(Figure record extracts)
———

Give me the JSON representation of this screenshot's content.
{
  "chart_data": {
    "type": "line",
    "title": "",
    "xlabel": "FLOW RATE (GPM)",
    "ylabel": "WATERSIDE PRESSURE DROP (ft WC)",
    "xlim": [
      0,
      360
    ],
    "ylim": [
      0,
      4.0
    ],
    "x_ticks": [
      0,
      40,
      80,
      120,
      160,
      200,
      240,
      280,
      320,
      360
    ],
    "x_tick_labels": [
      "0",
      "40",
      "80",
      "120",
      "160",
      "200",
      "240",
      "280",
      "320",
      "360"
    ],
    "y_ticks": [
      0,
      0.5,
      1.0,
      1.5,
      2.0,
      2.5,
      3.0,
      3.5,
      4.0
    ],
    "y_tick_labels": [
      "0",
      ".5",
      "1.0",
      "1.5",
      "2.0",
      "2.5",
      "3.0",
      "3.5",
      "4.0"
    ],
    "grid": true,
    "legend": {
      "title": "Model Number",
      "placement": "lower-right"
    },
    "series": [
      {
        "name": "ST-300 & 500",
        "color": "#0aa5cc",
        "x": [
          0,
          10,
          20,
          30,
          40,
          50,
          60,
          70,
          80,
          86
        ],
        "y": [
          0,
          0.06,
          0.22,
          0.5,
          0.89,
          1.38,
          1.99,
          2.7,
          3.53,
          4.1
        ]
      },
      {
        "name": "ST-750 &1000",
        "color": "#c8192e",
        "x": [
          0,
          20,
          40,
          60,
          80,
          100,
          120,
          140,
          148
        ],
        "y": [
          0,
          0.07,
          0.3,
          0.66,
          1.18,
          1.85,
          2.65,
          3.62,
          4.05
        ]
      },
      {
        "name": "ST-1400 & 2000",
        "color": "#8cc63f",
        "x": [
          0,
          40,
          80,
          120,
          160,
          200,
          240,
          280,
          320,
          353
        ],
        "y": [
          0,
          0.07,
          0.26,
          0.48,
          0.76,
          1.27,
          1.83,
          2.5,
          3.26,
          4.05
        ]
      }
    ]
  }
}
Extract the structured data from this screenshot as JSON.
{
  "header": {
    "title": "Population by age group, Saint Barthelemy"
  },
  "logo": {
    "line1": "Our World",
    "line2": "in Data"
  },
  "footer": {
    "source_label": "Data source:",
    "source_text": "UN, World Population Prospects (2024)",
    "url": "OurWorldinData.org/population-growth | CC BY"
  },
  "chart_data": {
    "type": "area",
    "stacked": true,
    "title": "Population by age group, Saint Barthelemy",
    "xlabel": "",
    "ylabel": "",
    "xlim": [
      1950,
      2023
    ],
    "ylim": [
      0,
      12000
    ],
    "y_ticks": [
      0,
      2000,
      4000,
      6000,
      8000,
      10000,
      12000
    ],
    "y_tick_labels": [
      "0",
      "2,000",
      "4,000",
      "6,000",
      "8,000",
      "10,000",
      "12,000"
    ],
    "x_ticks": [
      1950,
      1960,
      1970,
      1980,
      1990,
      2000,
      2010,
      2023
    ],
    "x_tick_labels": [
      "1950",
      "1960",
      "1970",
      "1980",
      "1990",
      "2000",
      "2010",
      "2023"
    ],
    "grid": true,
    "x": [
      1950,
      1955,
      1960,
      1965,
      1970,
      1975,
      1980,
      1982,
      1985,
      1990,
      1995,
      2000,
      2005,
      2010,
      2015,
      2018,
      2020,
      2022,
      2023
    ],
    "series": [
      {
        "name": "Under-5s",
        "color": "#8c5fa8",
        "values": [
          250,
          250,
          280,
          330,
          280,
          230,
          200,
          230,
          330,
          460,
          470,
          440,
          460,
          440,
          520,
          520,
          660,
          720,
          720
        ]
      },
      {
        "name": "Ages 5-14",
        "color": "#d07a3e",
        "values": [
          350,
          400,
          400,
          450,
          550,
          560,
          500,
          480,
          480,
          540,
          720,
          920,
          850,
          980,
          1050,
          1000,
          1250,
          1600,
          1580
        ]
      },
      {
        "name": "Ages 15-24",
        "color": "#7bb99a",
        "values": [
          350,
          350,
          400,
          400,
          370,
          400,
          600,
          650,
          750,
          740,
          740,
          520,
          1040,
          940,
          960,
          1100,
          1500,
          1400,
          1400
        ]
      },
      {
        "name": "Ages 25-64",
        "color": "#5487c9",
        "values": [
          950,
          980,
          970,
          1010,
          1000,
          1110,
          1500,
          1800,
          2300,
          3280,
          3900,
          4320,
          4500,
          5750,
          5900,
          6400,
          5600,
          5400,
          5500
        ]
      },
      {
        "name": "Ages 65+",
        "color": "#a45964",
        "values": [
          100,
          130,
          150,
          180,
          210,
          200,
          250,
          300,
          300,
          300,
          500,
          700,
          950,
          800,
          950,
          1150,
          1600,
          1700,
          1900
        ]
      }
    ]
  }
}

———

[EXERCISE TASK]: Give the data again, exactly as it stands.

[RESPONSE BELOW]:
Give me the JSON representation of this screenshot's content.
{
  "chart_data": {
    "type": "line",
    "title": "",
    "xlabel": "FLOW RATE (GPM)",
    "ylabel": "WATERSIDE PRESSURE DROP (ft WC)",
    "xlim": [
      0,
      360
    ],
    "ylim": [
      0,
      4.0
    ],
    "x_ticks": [
      0,
      40,
      80,
      120,
      160,
      200,
      240,
      280,
      320,
      360
    ],
    "x_tick_labels": [
      "0",
      "40",
      "80",
      "120",
      "160",
      "200",
      "240",
      "280",
      "320",
      "360"
    ],
    "y_ticks": [
      0,
      0.5,
      1.0,
      1.5,
      2.0,
      2.5,
      3.0,
      3.5,
      4.0
    ],
    "y_tick_labels": [
      "0",
      ".5",
      "1.0",
      "1.5",
      "2.0",
      "2.5",
      "3.0",
      "3.5",
      "4.0"
    ],
    "grid": true,
    "legend": {
      "title": "Model Number",
      "placement": "lower-right"
    },
    "series": [
      {
        "name": "ST-300 & 500",
        "color": "#0aa5cc",
        "x": [
          0,
          10,
          20,
          30,
          40,
          50,
          60,
          70,
          80,
          86
        ],
        "y": [
          0,
          0.06,
          0.22,
          0.5,
          0.89,
          1.38,
          1.99,
          2.7,
          3.53,
          4.1
        ]
      },
      {
        "name": "ST-750 &1000",
        "color": "#c8192e",
        "x": [
          0,
          20,
          40,
          60,
          80,
          100,
          120,
          140,
          148
        ],
        "y": [
          0,
          0.07,
          0.3,
          0.66,
          1.18,
          1.85,
          2.65,
          3.62,
          4.05
        ]
      },
      {
        "name": "ST-1400 & 2000",
        "color": "#8cc63f",
        "x": [
          0,
          40,
          80,
          120,
          160,
          200,
          240,
          280,
          320,
          353
        ],
        "y": [
          0,
          0.07,
          0.26,
          0.48,
          0.76,
          1.27,
          1.83,
          2.5,
          3.26,
          4.05
        ]
      }
    ]
  }
}
Extract the structured data from this screenshot as JSON.
{
  "header": {
    "title": "Population by age group, Saint Barthelemy"
  },
  "logo": {
    "line1": "Our World",
    "line2": "in Data"
  },
  "footer": {
    "source_label": "Data source:",
    "source_text": "UN, World Population Prospects (2024)",
    "url": "OurWorldinData.org/population-growth | CC BY"
  },
  "chart_data": {
    "type": "area",
    "stacked": true,
    "title": "Population by age group, Saint Barthelemy",
    "xlabel": "",
    "ylabel": "",
    "xlim": [
      1950,
      2023
    ],
    "ylim": [
      0,
      12000
    ],
    "y_ticks": [
      0,
      2000,
      4000,
      6000,
      8000,
      10000,
      12000
    ],
    "y_tick_labels": [
      "0",
      "2,000",
      "4,000",
      "6,000",
      "8,000",
      "10,000",
      "12,000"
    ],
    "x_ticks": [
      1950,
      1960,
      1970,
      1980,
      1990,
      2000,
      2010,
      2023
    ],
    "x_tick_labels": [
      "1950",
      "1960",
      "1970",
      "1980",
      "1990",
      "2000",
      "2010",
      "2023"
    ],
    "grid": true,
    "x": [
      1950,
      1955,
      1960,
      1965,
      1970,
      1975,
      1980,
      1982,
      1985,
      1990,
      1995,
      2000,
      2005,
      2010,
      2015,
      2018,
      2020,
      2022,
      2023
    ],
    "series": [
      {
        "name": "Under-5s",
        "color": "#8c5fa8",
        "values": [
          250,
          250,
          280,
          330,
          280,
          230,
          200,
          230,
          330,
          460,
          470,
          440,
          460,
          440,
          520,
          520,
          660,
          720,
          720
        ]
      },
      {
        "name": "Ages 5-14",
        "color": "#d07a3e",
        "values": [
          350,
          400,
          400,
          450,
          550,
          560,
          500,
          480,
          480,
          540,
          720,
          920,
          850,
          980,
          1050,
          1000,
          1250,
          1600,
          1580
        ]
      },
      {
        "name": "Ages 15-24",
        "color": "#7bb99a",
        "values": [
          350,
          350,
          400,
          400,
          370,
          400,
          600,
          650,
          750,
          740,
          740,
          520,
          1040,
          940,
          960,
          1100,
          1500,
          1400,
          1400
        ]
      },
      {
        "name": "Ages 25-64",
        "color": "#5487c9",
        "values": [
          950,
          980,
          970,
          1010,
          1000,
          1110,
          1500,
          1800,
          2300,
          3280,
          3900,
          4320,
          4500,
          5750,
          5900,
          6400,
          5600,
          5400,
          5500
        ]
      },
      {
        "name": "Ages 65+",
        "color": "#a45964",
        "values": [
          100,
          130,
          150,
          180,
          210,
          200,
          250,
          300,
          300,
          300,
          500,
          700,
          950,
          800,
          950,
          1150,
          1600,
          1700,
          1900
        ]
      }
    ]
  }
}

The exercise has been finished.